## Things to do
• 1. In the forum thread about faded system tray icons, where is the ShellIconCache file located?
• 2. Reproduce the passage of the forum thread about faded system tray icons word for word, starting at "One the screen" and ending at "is something else.".

--- Start Selected passage ---

# system tray icons faded and washed out



## indigowindow (Oct 25, 2001)

the icons in the system tray (where the clock is) are faded and washed out looking. the icons on the desktop and on the quick launch bar look ok. i have the icon cache tweak installed. i don't know what's making the system tray icons look so bad.


----------



## TonyKlein (Aug 26, 2001)

Did you also delete the ShellIconCache file and reboot?

Otherwise it might be a useful to take a good look at your video driver.

Try finding an update or removing and reinstalling it.


----------



## rkselby98 (May 6, 2000)

There are only 2 things I can think of that could cause only the icons in that part of the window to be dingy. 

One the screen has dust down in that corner.

Second the monitor is starting to go bad. Try to move the taskbar to the top of the screen to see if that makes a difference. If it does the screen is dirty or the monitor is going bad. If it stays the same then it is something else.

To move the taskbar just click anywhere there is nothing and holding the left mouse down move the taskbar to the top of the monitor.


----------



## Mosaic1 (Aug 17, 2001)

One more thing. Did you bleach them?

Display properties>effects
Do you have this entry selected?
Show icons using all possible colors.

EDIT: You have made changes in your video.

http://www.winguides.com/forums/sho...Number=58081&page=0&view=collapsed&sb=5&part=


----------



## indigowindow (Oct 25, 2001)

tony - what's the location of the shelliconcache?

rselby - monitor maybe. it's 2 years old now. 

mosaic - i did have that checked "show all possible colors," so i unchecked it now. will see on reboot. that link in winguides is not for my computer here.

thanks everyone.


----------



## TonyKlein (Aug 26, 2001)

Mo means you need to have it _checked_!.

The ShellIconCache file is a hidden file in C:\Windows, so you need to go to Folder Options/View, and make sure "show all files" is checked.

Delete it, and reboot; a new one will be created.

Tell us whether that helps.

Cheers,


----------

--- End Selected passage ---
--- Start Supplied information ---

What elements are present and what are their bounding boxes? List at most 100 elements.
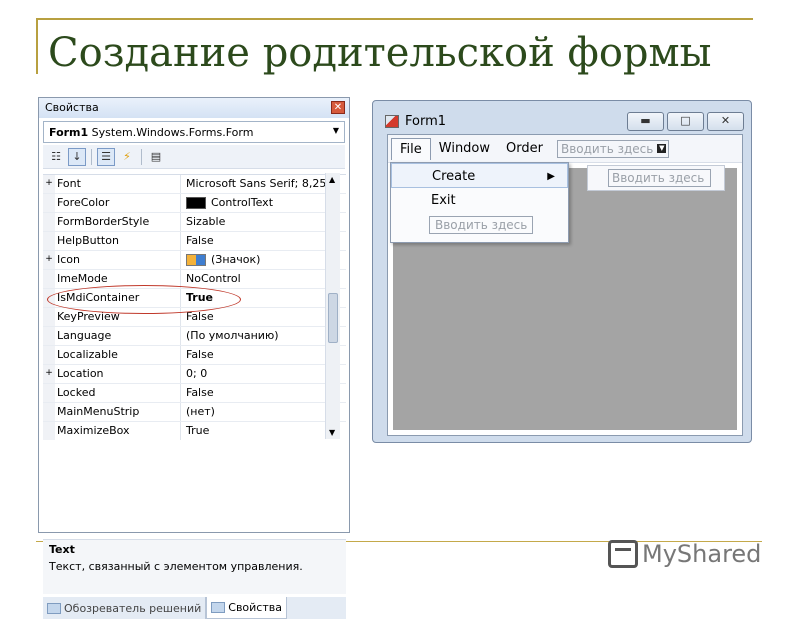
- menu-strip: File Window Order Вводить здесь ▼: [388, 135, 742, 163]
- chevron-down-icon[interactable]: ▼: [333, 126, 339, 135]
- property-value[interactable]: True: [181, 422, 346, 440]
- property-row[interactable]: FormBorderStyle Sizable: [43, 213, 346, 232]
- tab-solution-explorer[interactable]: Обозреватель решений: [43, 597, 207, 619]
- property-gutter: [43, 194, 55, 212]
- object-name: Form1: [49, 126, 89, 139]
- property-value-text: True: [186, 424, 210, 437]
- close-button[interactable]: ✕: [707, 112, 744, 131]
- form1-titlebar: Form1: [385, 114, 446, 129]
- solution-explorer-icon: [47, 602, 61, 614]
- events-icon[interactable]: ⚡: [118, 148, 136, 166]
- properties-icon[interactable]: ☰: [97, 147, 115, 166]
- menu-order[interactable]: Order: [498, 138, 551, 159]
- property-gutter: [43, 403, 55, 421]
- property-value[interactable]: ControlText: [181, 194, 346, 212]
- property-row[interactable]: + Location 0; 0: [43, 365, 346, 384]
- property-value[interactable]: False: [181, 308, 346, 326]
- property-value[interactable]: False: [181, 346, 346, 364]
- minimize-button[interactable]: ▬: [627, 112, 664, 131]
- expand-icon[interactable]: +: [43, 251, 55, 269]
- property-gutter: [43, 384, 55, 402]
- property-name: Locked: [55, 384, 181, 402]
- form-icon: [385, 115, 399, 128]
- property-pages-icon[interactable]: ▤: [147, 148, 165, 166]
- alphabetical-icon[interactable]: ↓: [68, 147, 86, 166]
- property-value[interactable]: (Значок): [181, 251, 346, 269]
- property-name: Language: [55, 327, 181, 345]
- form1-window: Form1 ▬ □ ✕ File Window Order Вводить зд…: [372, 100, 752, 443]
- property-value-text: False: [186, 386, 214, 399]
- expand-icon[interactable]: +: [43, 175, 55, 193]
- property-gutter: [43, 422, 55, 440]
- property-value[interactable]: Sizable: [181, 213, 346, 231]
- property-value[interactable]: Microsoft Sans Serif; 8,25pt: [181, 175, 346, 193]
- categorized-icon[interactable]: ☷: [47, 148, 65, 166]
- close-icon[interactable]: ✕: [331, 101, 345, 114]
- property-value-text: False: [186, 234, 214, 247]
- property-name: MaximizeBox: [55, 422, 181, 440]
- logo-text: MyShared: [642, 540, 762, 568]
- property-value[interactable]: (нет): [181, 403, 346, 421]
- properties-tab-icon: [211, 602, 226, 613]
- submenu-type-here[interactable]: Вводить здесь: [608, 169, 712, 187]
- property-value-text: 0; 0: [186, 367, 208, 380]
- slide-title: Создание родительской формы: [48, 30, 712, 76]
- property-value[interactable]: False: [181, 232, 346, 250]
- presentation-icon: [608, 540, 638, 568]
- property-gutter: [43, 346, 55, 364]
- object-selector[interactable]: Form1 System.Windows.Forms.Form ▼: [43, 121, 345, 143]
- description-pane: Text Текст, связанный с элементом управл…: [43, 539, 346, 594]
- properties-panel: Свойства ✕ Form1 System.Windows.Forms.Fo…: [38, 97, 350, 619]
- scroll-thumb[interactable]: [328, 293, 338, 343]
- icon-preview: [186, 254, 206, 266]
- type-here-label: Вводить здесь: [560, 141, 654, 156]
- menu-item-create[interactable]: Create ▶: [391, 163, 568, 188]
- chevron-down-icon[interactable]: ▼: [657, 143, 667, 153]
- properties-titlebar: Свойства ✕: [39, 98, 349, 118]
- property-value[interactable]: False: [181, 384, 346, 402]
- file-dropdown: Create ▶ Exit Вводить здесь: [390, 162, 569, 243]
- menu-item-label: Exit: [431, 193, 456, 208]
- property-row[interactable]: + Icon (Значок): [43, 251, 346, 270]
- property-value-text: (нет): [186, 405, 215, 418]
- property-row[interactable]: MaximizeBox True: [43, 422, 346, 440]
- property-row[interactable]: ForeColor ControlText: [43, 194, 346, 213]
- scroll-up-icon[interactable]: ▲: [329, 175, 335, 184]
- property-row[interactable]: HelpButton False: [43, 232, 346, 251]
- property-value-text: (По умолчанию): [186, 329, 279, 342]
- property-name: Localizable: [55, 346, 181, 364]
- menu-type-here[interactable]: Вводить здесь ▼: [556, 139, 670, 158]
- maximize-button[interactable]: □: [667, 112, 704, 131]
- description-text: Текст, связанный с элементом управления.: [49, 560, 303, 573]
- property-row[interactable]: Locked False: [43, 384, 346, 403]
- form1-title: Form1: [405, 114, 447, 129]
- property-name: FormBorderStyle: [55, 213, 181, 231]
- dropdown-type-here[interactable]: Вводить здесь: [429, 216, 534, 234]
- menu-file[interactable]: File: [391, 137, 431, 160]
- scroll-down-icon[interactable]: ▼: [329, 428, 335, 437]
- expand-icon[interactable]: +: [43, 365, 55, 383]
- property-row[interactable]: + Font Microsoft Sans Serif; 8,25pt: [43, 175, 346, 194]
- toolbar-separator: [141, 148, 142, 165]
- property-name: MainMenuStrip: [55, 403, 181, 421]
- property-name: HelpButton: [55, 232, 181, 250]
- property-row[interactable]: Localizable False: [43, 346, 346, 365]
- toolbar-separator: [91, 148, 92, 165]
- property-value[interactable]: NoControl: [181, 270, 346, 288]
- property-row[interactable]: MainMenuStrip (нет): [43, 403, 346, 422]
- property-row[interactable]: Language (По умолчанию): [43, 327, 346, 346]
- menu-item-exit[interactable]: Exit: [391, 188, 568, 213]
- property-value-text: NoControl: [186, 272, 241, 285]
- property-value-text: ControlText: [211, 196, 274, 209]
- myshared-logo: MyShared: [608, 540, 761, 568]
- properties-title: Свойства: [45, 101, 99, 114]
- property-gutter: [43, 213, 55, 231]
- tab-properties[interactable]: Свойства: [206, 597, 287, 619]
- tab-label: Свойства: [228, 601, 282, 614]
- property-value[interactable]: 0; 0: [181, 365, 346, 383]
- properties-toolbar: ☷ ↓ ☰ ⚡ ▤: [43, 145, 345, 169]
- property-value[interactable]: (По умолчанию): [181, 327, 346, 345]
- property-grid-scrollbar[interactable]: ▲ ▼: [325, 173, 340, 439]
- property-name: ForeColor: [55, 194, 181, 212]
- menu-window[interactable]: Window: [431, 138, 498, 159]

--- End Supplied information ---
--- Start Supplied information ---

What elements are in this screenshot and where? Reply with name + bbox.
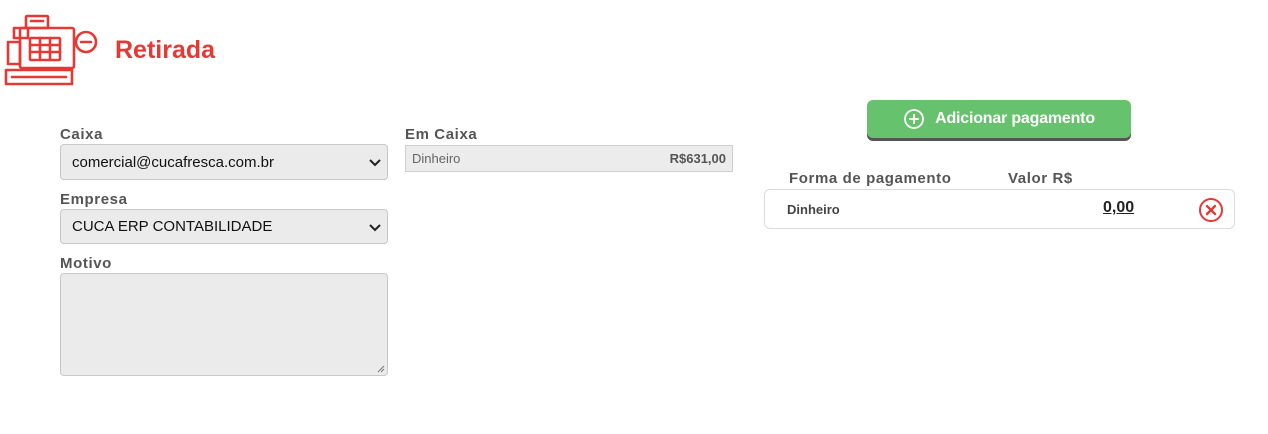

--- End Supplied information ---

## Responses
• 1. It is a hidden file in C:\Windows.

• 2.
One the screen has dust down in that corner.

Second the monitor is starting to go bad. Try to move the taskbar to the top of the screen to see if that makes a difference. If it does the screen is dirty or the monitor is going bad. If it stays the same then it is something else.